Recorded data
-------------------------

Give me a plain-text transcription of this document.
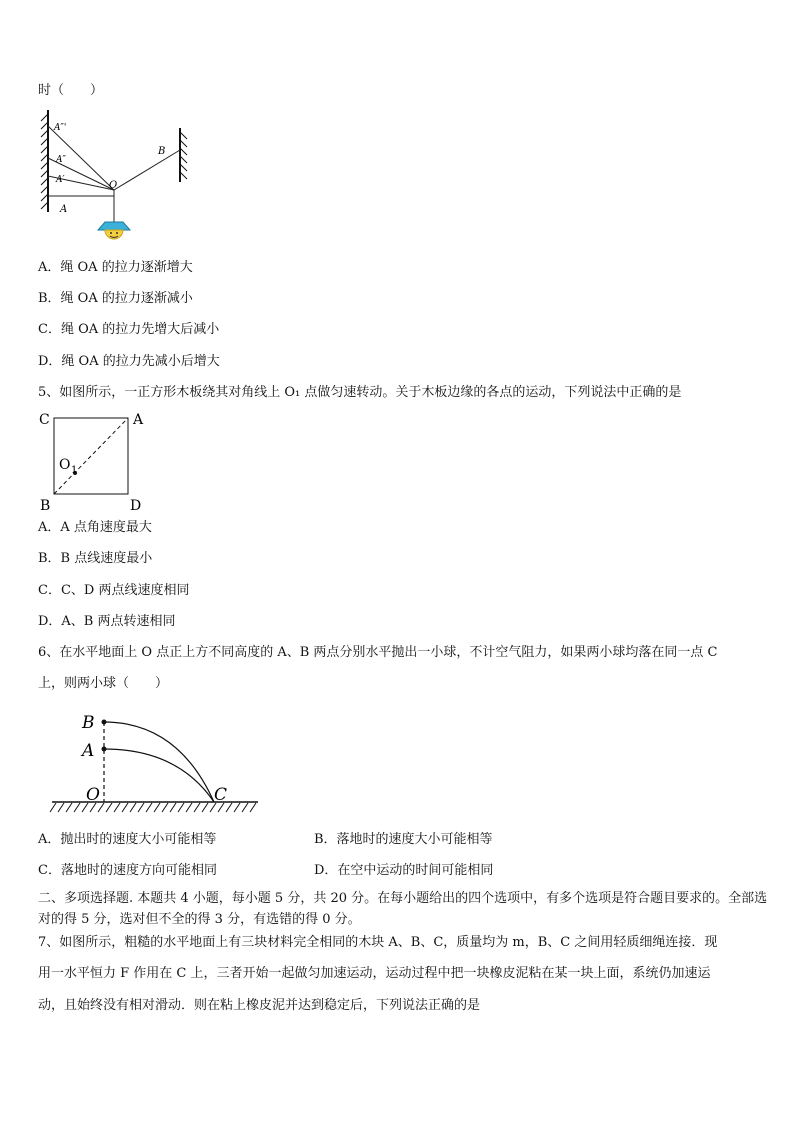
时（　　）
A″'
A″
A′
A
O
B
A．绳 OA 的拉力逐渐增大
B．绳 OA 的拉力逐渐减小
C．绳 OA 的拉力先增大后减小
D．绳 OA 的拉力先减小后增大
5、如图所示，一正方形木板绕其对角线上 O₁ 点做匀速转动。关于木板边缘的各点的运动，下列说法中正确的是
C	A
B	D
O 1
A．A 点角速度最大
B．B 点线速度最小
C．C、D 两点线速度相同
D．A、B 两点转速相同
6、在水平地面上 O 点正上方不同高度的 A、B 两点分别水平抛出一小球，不计空气阻力，如果两小球均落在同一点 C
上，则两小球（　　）
B
A
O	C
A．抛出时的速度大小可能相等	B．落地时的速度大小可能相等
C．落地时的速度方向可能相同	D．在空中运动的时间可能相同
二、多项选择题. 本题共 4 小题，每小题 5 分，共 20 分。在每小题给出的四个选项中，有多个选项是符合题目要求的。全部选对的得 5 分，选对但不全的得 3 分，有选错的得 0 分。
7、如图所示，粗糙的水平地面上有三块材料完全相同的木块 A、B、C，质量均为 m，B、C 之间用轻质细绳连接．现
用一水平恒力 F 作用在 C 上，三者开始一起做匀加速运动，运动过程中把一块橡皮泥粘在某一块上面，系统仍加速运
动，且始终没有相对滑动．则在粘上橡皮泥并达到稳定后，下列说法正确的是
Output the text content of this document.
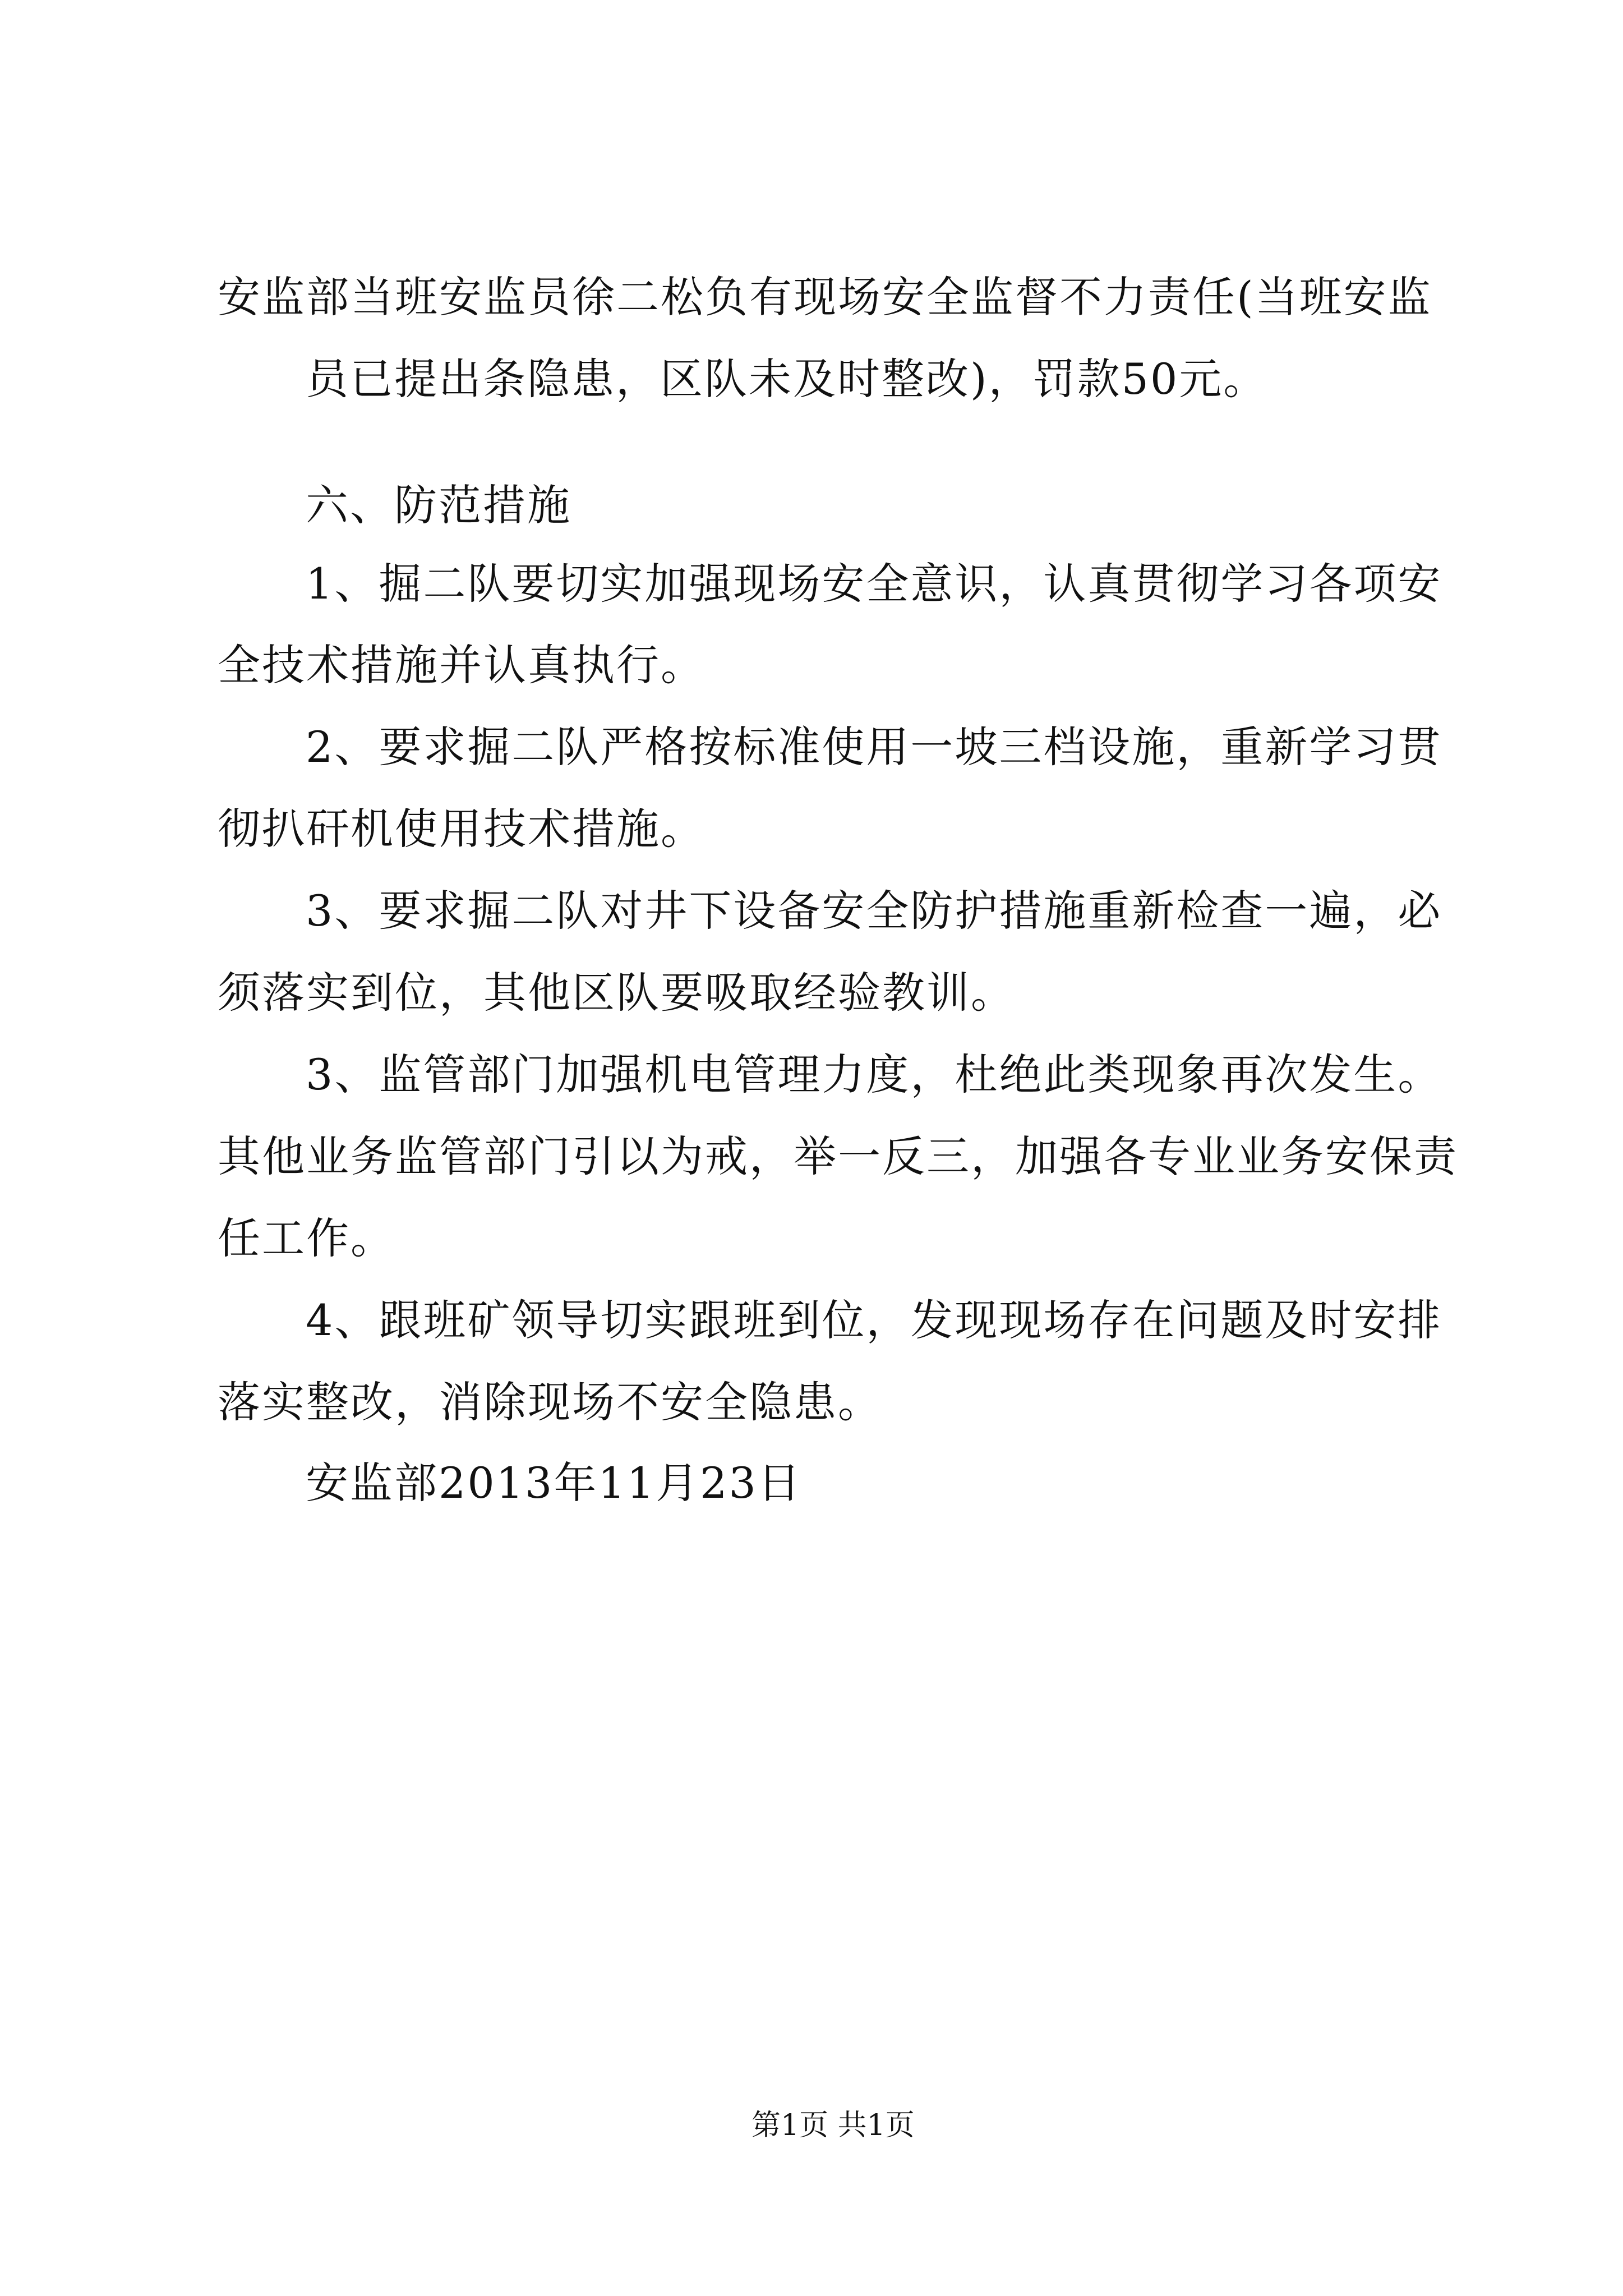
安监部当班安监员徐二松负有现场安全监督不力责任(当班安监
员已提出条隐患，区队未及时整改)，罚款50元。
六、防范措施
1、掘二队要切实加强现场安全意识，认真贯彻学习各项安
全技术措施并认真执行。
2、要求掘二队严格按标准使用一坡三档设施，重新学习贯
彻扒矸机使用技术措施。
3、要求掘二队对井下设备安全防护措施重新检查一遍，必
须落实到位，其他区队要吸取经验教训。
3、监管部门加强机电管理力度，杜绝此类现象再次发生。
其他业务监管部门引以为戒，举一反三，加强各专业业务安保责
任工作。
4、跟班矿领导切实跟班到位，发现现场存在问题及时安排
落实整改，消除现场不安全隐患。
安监部2013年11月23日
第1页 共1页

-------------------------

**Goal:**
Every record above should be written out again exactly; the pictures stay out of the copy.

**Response to this exercise:**
Give me a plain-text transcription of this document.
时（　　）
A″'
A″
A′
A
O
B
A．绳 OA 的拉力逐渐增大
B．绳 OA 的拉力逐渐减小
C．绳 OA 的拉力先增大后减小
D．绳 OA 的拉力先减小后增大
5、如图所示，一正方形木板绕其对角线上 O₁ 点做匀速转动。关于木板边缘的各点的运动，下列说法中正确的是
C	A
B	D
O 1
A．A 点角速度最大
B．B 点线速度最小
C．C、D 两点线速度相同
D．A、B 两点转速相同
6、在水平地面上 O 点正上方不同高度的 A、B 两点分别水平抛出一小球，不计空气阻力，如果两小球均落在同一点 C
上，则两小球（　　）
B
A
O	C
A．抛出时的速度大小可能相等	B．落地时的速度大小可能相等
C．落地时的速度方向可能相同	D．在空中运动的时间可能相同
二、多项选择题. 本题共 4 小题，每小题 5 分，共 20 分。在每小题给出的四个选项中，有多个选项是符合题目要求的。全部选对的得 5 分，选对但不全的得 3 分，有选错的得 0 分。
7、如图所示，粗糙的水平地面上有三块材料完全相同的木块 A、B、C，质量均为 m，B、C 之间用轻质细绳连接．现
用一水平恒力 F 作用在 C 上，三者开始一起做匀加速运动，运动过程中把一块橡皮泥粘在某一块上面，系统仍加速运
动，且始终没有相对滑动．则在粘上橡皮泥并达到稳定后，下列说法正确的是
Output the text content of this document.
安监部当班安监员徐二松负有现场安全监督不力责任(当班安监
员已提出条隐患，区队未及时整改)，罚款50元。
六、防范措施
1、掘二队要切实加强现场安全意识，认真贯彻学习各项安
全技术措施并认真执行。
2、要求掘二队严格按标准使用一坡三档设施，重新学习贯
彻扒矸机使用技术措施。
3、要求掘二队对井下设备安全防护措施重新检查一遍，必
须落实到位，其他区队要吸取经验教训。
3、监管部门加强机电管理力度，杜绝此类现象再次发生。
其他业务监管部门引以为戒，举一反三，加强各专业业务安保责
任工作。
4、跟班矿领导切实跟班到位，发现现场存在问题及时安排
落实整改，消除现场不安全隐患。
安监部2013年11月23日
第1页 共1页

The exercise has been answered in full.